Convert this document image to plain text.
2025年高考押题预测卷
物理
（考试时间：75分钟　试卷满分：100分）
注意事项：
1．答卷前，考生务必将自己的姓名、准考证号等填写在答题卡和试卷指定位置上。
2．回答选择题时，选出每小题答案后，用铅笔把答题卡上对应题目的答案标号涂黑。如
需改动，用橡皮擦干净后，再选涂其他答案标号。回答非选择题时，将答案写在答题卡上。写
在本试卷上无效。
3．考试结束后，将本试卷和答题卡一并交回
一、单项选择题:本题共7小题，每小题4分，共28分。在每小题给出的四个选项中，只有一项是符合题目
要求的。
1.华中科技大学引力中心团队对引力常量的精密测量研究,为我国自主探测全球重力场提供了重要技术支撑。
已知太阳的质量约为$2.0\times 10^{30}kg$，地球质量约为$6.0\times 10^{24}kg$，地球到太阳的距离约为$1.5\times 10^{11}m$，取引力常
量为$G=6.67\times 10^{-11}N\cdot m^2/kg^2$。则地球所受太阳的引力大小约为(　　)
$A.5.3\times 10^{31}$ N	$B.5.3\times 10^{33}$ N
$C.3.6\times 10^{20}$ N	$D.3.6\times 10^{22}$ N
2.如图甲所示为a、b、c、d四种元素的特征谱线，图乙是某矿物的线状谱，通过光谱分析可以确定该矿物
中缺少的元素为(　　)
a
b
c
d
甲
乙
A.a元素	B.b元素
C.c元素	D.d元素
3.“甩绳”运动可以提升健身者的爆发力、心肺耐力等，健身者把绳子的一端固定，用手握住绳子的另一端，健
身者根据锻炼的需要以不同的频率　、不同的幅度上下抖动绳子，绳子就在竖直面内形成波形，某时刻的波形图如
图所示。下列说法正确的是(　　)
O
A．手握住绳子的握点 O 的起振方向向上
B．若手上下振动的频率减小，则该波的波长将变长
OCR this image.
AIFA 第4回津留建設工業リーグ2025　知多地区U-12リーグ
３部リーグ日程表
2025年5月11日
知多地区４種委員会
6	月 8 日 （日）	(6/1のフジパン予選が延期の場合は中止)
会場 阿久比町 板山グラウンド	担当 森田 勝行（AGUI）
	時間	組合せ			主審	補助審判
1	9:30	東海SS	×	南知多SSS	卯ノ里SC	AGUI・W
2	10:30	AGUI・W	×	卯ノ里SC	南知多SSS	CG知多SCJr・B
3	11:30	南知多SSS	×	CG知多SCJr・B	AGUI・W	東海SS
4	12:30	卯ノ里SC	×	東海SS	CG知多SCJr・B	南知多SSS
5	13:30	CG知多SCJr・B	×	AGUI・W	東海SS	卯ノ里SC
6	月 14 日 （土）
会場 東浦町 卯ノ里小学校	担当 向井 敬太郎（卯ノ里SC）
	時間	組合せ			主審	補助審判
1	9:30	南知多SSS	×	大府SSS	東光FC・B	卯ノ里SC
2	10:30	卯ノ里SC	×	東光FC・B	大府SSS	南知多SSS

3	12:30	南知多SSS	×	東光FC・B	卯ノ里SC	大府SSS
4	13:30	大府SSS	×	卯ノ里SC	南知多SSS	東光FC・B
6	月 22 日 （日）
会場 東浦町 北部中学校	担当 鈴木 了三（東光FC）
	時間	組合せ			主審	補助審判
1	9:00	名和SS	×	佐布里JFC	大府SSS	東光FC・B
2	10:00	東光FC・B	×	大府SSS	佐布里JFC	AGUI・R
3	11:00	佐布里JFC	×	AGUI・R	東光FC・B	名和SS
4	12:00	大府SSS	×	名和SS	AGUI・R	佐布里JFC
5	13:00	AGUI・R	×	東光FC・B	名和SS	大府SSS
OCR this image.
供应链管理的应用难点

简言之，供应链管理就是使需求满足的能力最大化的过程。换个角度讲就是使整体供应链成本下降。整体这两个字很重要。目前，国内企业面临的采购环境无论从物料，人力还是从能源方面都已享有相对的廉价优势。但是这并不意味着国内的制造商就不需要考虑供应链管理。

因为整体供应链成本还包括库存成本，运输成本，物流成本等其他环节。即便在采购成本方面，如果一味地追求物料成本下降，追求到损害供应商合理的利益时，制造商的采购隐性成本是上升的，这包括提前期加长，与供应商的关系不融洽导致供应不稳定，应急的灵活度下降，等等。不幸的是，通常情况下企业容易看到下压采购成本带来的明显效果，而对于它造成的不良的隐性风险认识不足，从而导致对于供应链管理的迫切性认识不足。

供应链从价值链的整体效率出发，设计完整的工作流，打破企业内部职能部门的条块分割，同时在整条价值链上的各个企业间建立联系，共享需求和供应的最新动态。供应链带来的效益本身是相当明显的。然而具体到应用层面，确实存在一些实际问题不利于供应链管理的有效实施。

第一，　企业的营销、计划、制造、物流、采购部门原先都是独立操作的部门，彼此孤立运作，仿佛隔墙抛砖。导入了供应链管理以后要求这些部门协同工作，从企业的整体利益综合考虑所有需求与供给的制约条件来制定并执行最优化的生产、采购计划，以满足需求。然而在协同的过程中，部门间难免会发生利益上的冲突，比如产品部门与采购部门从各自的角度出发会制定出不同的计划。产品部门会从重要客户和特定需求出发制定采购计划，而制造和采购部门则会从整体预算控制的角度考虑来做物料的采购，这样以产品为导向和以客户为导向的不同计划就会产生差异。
=======
> **Instructions to follow**:
Select all lines with the word "卯ノ里SC" from the entries above.

> **Complete answer**:
1	9:30	東海SS	×	南知多SSS	卯ノ里SC	AGUI・W
2	10:30	AGUI・W	×	卯ノ里SC	南知多SSS	CG知多SCJr・B
4	12:30	卯ノ里SC	×	東海SS	CG知多SCJr・B	南知多SSS
5	13:30	CG知多SCJr・B	×	AGUI・W	東海SS	卯ノ里SC
会場 東浦町 卯ノ里小学校	担当 向井 敬太郎（卯ノ里SC）
1	9:30	南知多SSS	×	大府SSS	東光FC・B	卯ノ里SC
2	10:30	卯ノ里SC	×	東光FC・B	大府SSS	南知多SSS
3	12:30	南知多SSS	×	東光FC・B	卯ノ里SC	大府SSS
4	13:30	大府SSS	×	卯ノ里SC	南知多SSS	東光FC・B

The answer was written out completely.